* Job:
Answer with one number: how many lines have "content".

* Exercise materials:
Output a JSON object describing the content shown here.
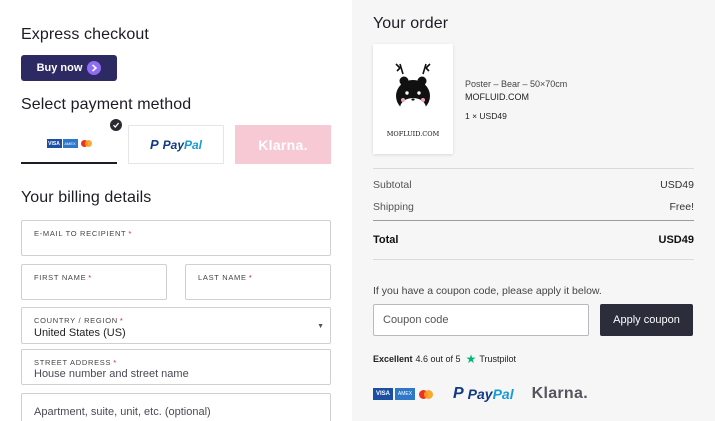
{
  "left": {
    "express_title": "Express checkout",
    "buy_now_label": "Buy now",
    "payment_title": "Select payment method",
    "payment_methods": [
      {
        "name": "cards",
        "selected": true
      },
      {
        "name": "PayPal",
        "label_a": "Pay",
        "label_b": "Pal"
      },
      {
        "name": "Klarna",
        "label": "Klarna."
      }
    ],
    "billing_title": "Your billing details",
    "fields": {
      "email": {
        "label": "E-MAIL TO RECIPIENT",
        "required": "*"
      },
      "first_name": {
        "label": "FIRST NAME",
        "required": "*"
      },
      "last_name": {
        "label": "LAST NAME",
        "required": "*"
      },
      "country": {
        "label": "COUNTRY / REGION",
        "required": "*",
        "value": "United States (US)"
      },
      "street": {
        "label": "STREET ADDRESS",
        "required": "*",
        "placeholder": "House number and street name"
      },
      "apartment": {
        "placeholder": "Apartment, suite, unit, etc. (optional)"
      }
    }
  },
  "right": {
    "order_title": "Your order",
    "product": {
      "name": "Poster – Bear – 50×70cm",
      "brand": "MOFLUID.COM",
      "qty_price": "1 × USD49",
      "image_caption": "MOFLUID.COM"
    },
    "summary": {
      "subtotal_label": "Subtotal",
      "subtotal_value": "USD49",
      "shipping_label": "Shipping",
      "shipping_value": "Free!",
      "total_label": "Total",
      "total_value": "USD49"
    },
    "coupon": {
      "note": "If you have a coupon code, please apply it below.",
      "placeholder": "Coupon code",
      "button": "Apply coupon"
    },
    "trustpilot": {
      "rating_word": "Excellent",
      "score_text": "4.6 out of 5",
      "brand": "Trustpilot"
    },
    "footer_logos": {
      "paypal_a": "Pay",
      "paypal_b": "Pal",
      "klarna": "Klarna."
    }
  },
  "colors": {
    "buy_now_bg": "#2d2a63",
    "buy_now_icon": "#8f6cf4",
    "klarna_pink": "#f7c9d4",
    "apply_button_bg": "#2b2e3a",
    "trustpilot_green": "#00b67a",
    "required_red": "#d6183a"
  },
  "icons": [
    "checkmark-icon",
    "chevron-right-icon",
    "visa-icon",
    "amex-icon",
    "mastercard-icon",
    "paypal-icon",
    "klarna-logo",
    "star-icon",
    "dropdown-caret-icon"
  ]
}
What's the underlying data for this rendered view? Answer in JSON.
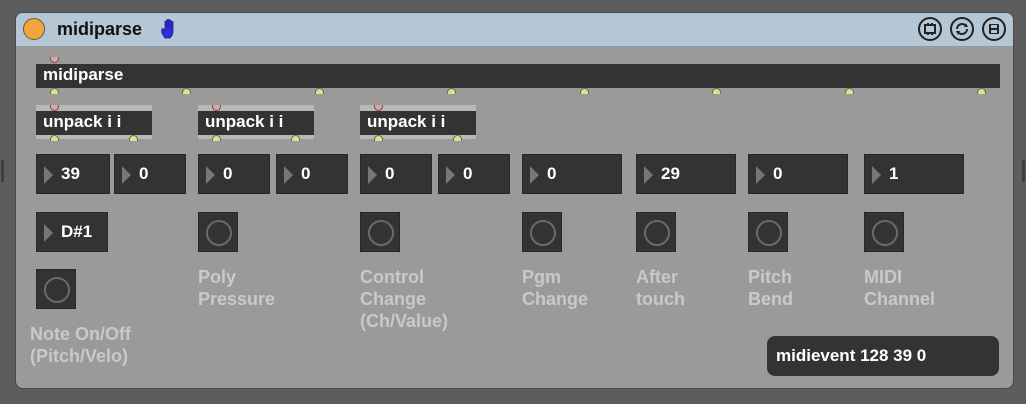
{
  "window": {
    "title": "midiparse",
    "icons": [
      "power-button",
      "hand-icon",
      "freeze-icon",
      "replace-icon",
      "save-icon"
    ]
  },
  "objects": {
    "midiparse": "midiparse",
    "unpack1": "unpack i i",
    "unpack2": "unpack i i",
    "unpack3": "unpack i i"
  },
  "numbers": {
    "note_pitch": "39",
    "note_velocity": "0",
    "poly_pitch": "0",
    "poly_pressure": "0",
    "cc_number": "0",
    "cc_value": "0",
    "program_change": "0",
    "aftertouch": "29",
    "pitch_bend": "0",
    "midi_channel": "1"
  },
  "note_name": "D#1",
  "labels": {
    "note": [
      "Note On/Off",
      "(Pitch/Velo)"
    ],
    "poly": [
      "Poly",
      "Pressure"
    ],
    "cc": [
      "Control",
      "Change",
      "(Ch/Value)"
    ],
    "pgm": [
      "Pgm",
      "Change"
    ],
    "after": [
      "After",
      "touch"
    ],
    "pitch": [
      "Pitch",
      "Bend"
    ],
    "channel": [
      "MIDI",
      "Channel"
    ]
  },
  "midievent": "midievent 128 39 0",
  "colors": {
    "background": "#5d5d5d",
    "device": "#9a9a9a",
    "titlebar": "#b5c6d4",
    "power": "#f0a640",
    "hand": "#2e2ee0",
    "object": "#333333",
    "label": "#c9c9c9"
  }
}
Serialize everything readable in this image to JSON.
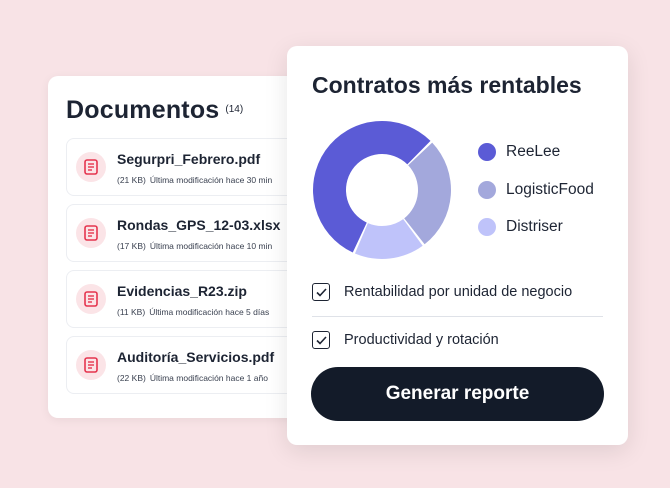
{
  "documents": {
    "title": "Documentos",
    "count": "(14)",
    "items": [
      {
        "name": "Segurpri_Febrero.pdf",
        "size": "(21 KB)",
        "modified": "Última modificación hace 30 min"
      },
      {
        "name": "Rondas_GPS_12-03.xlsx",
        "size": "(17 KB)",
        "modified": "Última modificación hace 10 min"
      },
      {
        "name": "Evidencias_R23.zip",
        "size": "(11 KB)",
        "modified": "Última modificación hace 5 días"
      },
      {
        "name": "Auditoría_Servicios.pdf",
        "size": "(22 KB)",
        "modified": "Última modificación hace 1 año"
      }
    ],
    "icon": "document-icon",
    "icon_color": "#e5354f"
  },
  "report": {
    "title": "Contratos más rentables",
    "legend": [
      {
        "label": "ReeLee",
        "color": "#5b5bd6"
      },
      {
        "label": "LogisticFood",
        "color": "#a3a8dc"
      },
      {
        "label": "Distriser",
        "color": "#bfc3fa"
      }
    ],
    "options": [
      {
        "label": "Rentabilidad por unidad de negocio",
        "checked": true
      },
      {
        "label": "Productividad y rotación",
        "checked": true
      }
    ],
    "button_label": "Generar reporte"
  },
  "chart_data": {
    "type": "pie",
    "categories": [
      "ReeLee",
      "LogisticFood",
      "Distriser"
    ],
    "values": [
      56,
      27,
      17
    ],
    "colors": [
      "#5b5bd6",
      "#a3a8dc",
      "#bfc3fa"
    ],
    "donut": true
  },
  "colors": {
    "background": "#f8e3e6",
    "button": "#131b29",
    "text": "#1d2433"
  }
}
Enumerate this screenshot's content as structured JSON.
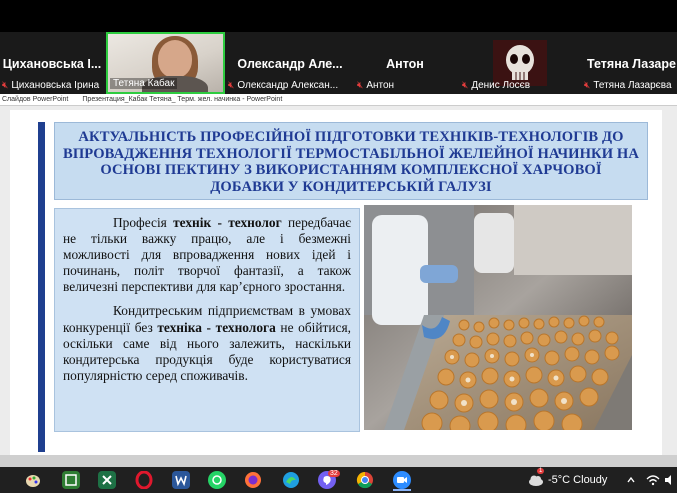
{
  "participants": [
    {
      "name": "Цихановська І...",
      "label": "Цихановська Ірина",
      "muted": true
    },
    {
      "name": "",
      "label": "Тетяна Кабак",
      "muted": false,
      "active": true
    },
    {
      "name": "Олександр Але...",
      "label": "Олександр Алексан...",
      "muted": true
    },
    {
      "name": "Антон",
      "label": "Антон",
      "muted": true
    },
    {
      "name": "",
      "label": "Денис Лосєв",
      "muted": true
    },
    {
      "name": "Тетяна Лазаре",
      "label": "Тетяна Лазарєва",
      "muted": true
    }
  ],
  "ppt_bar": {
    "app": "Слайдов PowerPoint",
    "doc": "Презентация_Кабак Тетяна_ Терм. жел. начинка - PowerPoint"
  },
  "slide": {
    "title": "АКТУАЛЬНІСТЬ ПРОФЕСІЙНОЇ ПІДГОТОВКИ ТЕХНІКІВ-ТЕХНОЛОГІВ ДО ВПРОВАДЖЕННЯ ТЕХНОЛОГІЇ ТЕРМОСТАБІЛЬНОЇ ЖЕЛЕЙНОЇ НАЧИНКИ НА ОСНОВІ ПЕКТИНУ З ВИКОРИСТАННЯМ КОМПЛЕКСНОЇ ХАРЧОВОЇ ДОБАВКИ У КОНДИТЕРСЬКІЙ ГАЛУЗІ",
    "p1_a": "Професія ",
    "p1_b": "технік - технолог",
    "p1_c": " передбачає не тільки важку працю, але і безмежні можливості для впровадження нових ідей і починань, політ творчої фантазії, а також величезні перспективи для кар’єрного зростання.",
    "p2_a": "Кондитреським підприємствам в умовах конкуренції без ",
    "p2_b": "техніка - технолога",
    "p2_c": " не обійтися, оскільки саме від нього залежить, наскільки кондитерська продукція буде користуватися популярністю серед споживачів."
  },
  "taskbar": {
    "weather": "-5°C  Cloudy",
    "notification_count": "1",
    "badge_viber": "32"
  },
  "colors": {
    "title_text": "#1f3a93",
    "title_bg": "#c6dcf0",
    "slide_bar": "#1f3f8f",
    "active_border": "#2ecc40"
  }
}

* Full output:
2